> **Data supplied**
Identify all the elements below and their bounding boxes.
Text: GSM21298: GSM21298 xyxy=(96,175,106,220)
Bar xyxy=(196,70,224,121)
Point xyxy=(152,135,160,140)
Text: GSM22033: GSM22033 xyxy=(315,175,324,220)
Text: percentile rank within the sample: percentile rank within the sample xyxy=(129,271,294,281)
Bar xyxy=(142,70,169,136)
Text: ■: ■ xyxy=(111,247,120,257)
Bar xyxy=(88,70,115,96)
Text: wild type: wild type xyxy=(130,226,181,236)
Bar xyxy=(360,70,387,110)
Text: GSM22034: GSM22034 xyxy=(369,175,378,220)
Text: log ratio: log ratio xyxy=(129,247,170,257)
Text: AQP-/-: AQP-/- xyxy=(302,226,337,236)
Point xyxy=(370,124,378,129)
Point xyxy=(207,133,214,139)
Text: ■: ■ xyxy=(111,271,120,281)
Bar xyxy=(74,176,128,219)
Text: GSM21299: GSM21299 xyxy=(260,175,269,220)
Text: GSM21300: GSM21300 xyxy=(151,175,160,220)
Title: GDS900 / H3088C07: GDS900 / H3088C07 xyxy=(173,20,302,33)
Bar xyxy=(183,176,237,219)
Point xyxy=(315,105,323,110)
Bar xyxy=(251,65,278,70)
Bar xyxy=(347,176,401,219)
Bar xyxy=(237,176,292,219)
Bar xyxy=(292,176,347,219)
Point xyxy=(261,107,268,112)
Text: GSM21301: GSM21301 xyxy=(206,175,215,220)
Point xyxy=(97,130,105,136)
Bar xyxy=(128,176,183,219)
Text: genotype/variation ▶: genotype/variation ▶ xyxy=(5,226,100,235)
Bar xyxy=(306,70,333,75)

--

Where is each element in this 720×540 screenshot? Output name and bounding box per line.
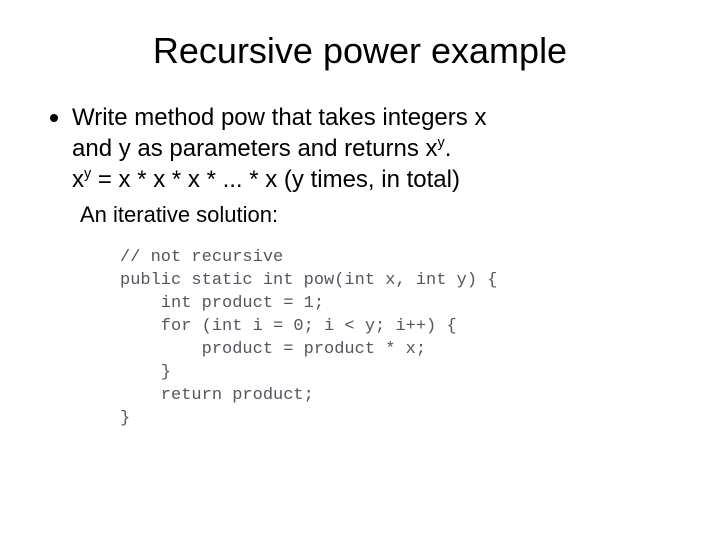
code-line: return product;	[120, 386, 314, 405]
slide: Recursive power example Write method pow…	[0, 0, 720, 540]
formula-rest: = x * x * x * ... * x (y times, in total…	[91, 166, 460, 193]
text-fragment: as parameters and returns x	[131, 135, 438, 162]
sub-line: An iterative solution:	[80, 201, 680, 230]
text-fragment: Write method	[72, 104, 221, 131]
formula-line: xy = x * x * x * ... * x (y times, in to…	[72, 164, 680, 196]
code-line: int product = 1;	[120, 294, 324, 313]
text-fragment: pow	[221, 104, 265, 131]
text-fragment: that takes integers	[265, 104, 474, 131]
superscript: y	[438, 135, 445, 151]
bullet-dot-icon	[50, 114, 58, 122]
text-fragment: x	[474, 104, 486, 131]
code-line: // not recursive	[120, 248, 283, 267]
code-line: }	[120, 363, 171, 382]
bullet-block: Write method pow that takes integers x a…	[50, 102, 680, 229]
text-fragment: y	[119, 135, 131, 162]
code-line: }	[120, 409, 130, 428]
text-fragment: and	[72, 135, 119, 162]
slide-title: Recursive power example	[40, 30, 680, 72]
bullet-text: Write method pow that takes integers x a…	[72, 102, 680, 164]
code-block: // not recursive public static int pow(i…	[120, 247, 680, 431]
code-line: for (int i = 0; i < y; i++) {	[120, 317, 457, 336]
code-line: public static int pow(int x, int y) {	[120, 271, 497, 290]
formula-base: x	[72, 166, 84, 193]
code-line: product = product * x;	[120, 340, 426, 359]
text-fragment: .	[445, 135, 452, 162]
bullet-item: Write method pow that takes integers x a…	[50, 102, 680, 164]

> **Goal of the exercise**
Reproduce the rows unchanged, starting at the one containing "386, 314, 405]" and ending at the one containing "bullet-text: Write method".

> **Task output**
code-line: return product;	[120, 386, 314, 405]
slide: Recursive power example Write method pow…	[0, 0, 720, 540]
formula-rest: = x * x * x * ... * x (y times, in total…	[91, 166, 460, 193]
text-fragment: as parameters and returns x	[131, 135, 438, 162]
sub-line: An iterative solution:	[80, 201, 680, 230]
text-fragment: Write method	[72, 104, 221, 131]
formula-line: xy = x * x * x * ... * x (y times, in to…	[72, 164, 680, 196]
code-line: int product = 1;	[120, 294, 324, 313]
text-fragment: pow	[221, 104, 265, 131]
text-fragment: that takes integers	[265, 104, 474, 131]
superscript: y	[438, 135, 445, 151]
bullet-dot-icon	[50, 114, 58, 122]
text-fragment: x	[474, 104, 486, 131]
code-line: // not recursive	[120, 248, 283, 267]
code-line: }	[120, 363, 171, 382]
bullet-block: Write method pow that takes integers x a…	[50, 102, 680, 229]
text-fragment: y	[119, 135, 131, 162]
code-line: }	[120, 409, 130, 428]
text-fragment: and	[72, 135, 119, 162]
slide-title: Recursive power example	[40, 30, 680, 72]
bullet-text: Write method pow that takes integers x a…	[72, 102, 680, 164]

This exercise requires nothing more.